Reproduce the records below in their entirety, character for character.
========================================================================
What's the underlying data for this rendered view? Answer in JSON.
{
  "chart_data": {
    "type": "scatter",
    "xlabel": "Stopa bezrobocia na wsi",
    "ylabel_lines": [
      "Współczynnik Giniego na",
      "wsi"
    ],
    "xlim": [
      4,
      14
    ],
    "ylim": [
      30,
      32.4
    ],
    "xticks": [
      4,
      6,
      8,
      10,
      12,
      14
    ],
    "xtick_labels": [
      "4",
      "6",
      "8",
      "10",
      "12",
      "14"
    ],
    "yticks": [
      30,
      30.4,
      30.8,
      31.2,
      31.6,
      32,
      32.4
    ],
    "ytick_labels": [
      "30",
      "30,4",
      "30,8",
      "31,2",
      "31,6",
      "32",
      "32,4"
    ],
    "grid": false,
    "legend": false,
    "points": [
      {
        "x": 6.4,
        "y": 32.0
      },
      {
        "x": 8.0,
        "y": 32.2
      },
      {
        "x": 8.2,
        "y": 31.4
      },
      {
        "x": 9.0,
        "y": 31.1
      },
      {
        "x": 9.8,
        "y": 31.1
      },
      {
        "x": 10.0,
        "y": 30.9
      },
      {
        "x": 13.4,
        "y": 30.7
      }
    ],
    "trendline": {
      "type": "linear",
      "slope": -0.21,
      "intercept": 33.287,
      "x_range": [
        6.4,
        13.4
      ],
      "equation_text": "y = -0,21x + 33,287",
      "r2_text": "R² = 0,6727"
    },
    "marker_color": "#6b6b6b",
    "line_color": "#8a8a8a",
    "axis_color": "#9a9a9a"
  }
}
========================================================================
▶ **TASK ANSWER**
What's the underlying data for this rendered view? Answer in JSON.
{
  "chart_data": {
    "type": "scatter",
    "xlabel": "Stopa bezrobocia na wsi",
    "ylabel_lines": [
      "Współczynnik Giniego na",
      "wsi"
    ],
    "xlim": [
      4,
      14
    ],
    "ylim": [
      30,
      32.4
    ],
    "xticks": [
      4,
      6,
      8,
      10,
      12,
      14
    ],
    "xtick_labels": [
      "4",
      "6",
      "8",
      "10",
      "12",
      "14"
    ],
    "yticks": [
      30,
      30.4,
      30.8,
      31.2,
      31.6,
      32,
      32.4
    ],
    "ytick_labels": [
      "30",
      "30,4",
      "30,8",
      "31,2",
      "31,6",
      "32",
      "32,4"
    ],
    "grid": false,
    "legend": false,
    "points": [
      {
        "x": 6.4,
        "y": 32.0
      },
      {
        "x": 8.0,
        "y": 32.2
      },
      {
        "x": 8.2,
        "y": 31.4
      },
      {
        "x": 9.0,
        "y": 31.1
      },
      {
        "x": 9.8,
        "y": 31.1
      },
      {
        "x": 10.0,
        "y": 30.9
      },
      {
        "x": 13.4,
        "y": 30.7
      }
    ],
    "trendline": {
      "type": "linear",
      "slope": -0.21,
      "intercept": 33.287,
      "x_range": [
        6.4,
        13.4
      ],
      "equation_text": "y = -0,21x + 33,287",
      "r2_text": "R² = 0,6727"
    },
    "marker_color": "#6b6b6b",
    "line_color": "#8a8a8a",
    "axis_color": "#9a9a9a"
  }
}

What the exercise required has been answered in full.